#### Short problem
Find how many lines of the listing include the string "document", and report only that figure.

#### Record list
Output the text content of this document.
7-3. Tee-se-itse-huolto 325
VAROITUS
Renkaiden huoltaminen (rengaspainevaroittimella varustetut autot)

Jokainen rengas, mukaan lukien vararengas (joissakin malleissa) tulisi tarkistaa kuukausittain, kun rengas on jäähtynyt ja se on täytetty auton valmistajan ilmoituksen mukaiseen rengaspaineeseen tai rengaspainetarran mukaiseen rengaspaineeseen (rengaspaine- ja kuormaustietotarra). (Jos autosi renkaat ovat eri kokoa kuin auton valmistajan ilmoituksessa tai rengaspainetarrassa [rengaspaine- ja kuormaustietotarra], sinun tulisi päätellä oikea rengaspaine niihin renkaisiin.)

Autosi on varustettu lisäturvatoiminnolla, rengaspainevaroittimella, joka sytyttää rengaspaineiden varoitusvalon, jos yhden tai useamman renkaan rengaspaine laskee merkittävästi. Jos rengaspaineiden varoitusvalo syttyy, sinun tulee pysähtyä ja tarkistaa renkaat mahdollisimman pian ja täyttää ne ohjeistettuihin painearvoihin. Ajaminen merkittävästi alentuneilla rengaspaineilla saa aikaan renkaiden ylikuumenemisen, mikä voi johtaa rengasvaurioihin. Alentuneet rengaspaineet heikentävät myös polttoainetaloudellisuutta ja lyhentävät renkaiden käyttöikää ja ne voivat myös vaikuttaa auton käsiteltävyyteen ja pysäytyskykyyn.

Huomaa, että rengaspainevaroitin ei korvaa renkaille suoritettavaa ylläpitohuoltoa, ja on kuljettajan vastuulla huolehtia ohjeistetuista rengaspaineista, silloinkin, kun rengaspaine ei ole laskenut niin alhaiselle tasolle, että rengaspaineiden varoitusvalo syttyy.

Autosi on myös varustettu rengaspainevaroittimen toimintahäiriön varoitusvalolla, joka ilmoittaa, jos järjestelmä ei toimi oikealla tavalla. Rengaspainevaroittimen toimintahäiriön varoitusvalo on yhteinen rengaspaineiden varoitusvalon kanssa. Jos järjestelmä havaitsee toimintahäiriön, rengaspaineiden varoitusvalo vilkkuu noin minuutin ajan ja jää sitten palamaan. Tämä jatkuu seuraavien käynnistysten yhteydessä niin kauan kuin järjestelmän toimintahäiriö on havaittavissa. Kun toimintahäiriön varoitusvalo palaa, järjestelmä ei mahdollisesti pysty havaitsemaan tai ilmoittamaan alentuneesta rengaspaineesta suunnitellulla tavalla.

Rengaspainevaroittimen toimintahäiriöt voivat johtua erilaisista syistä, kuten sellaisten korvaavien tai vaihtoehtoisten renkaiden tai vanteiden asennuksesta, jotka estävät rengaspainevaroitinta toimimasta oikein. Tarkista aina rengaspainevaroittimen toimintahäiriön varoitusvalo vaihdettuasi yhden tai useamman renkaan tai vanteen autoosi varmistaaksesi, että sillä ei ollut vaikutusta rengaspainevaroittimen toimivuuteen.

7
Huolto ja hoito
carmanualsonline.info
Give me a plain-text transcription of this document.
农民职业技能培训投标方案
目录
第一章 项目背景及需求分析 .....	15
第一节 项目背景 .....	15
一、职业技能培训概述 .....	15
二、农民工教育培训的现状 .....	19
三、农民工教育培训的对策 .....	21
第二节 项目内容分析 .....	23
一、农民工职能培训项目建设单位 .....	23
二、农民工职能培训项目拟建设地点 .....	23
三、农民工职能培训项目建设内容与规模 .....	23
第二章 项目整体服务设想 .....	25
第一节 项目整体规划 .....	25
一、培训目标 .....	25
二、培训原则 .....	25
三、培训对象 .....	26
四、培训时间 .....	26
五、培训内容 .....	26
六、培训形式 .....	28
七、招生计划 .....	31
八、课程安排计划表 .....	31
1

#### Exercise answer
2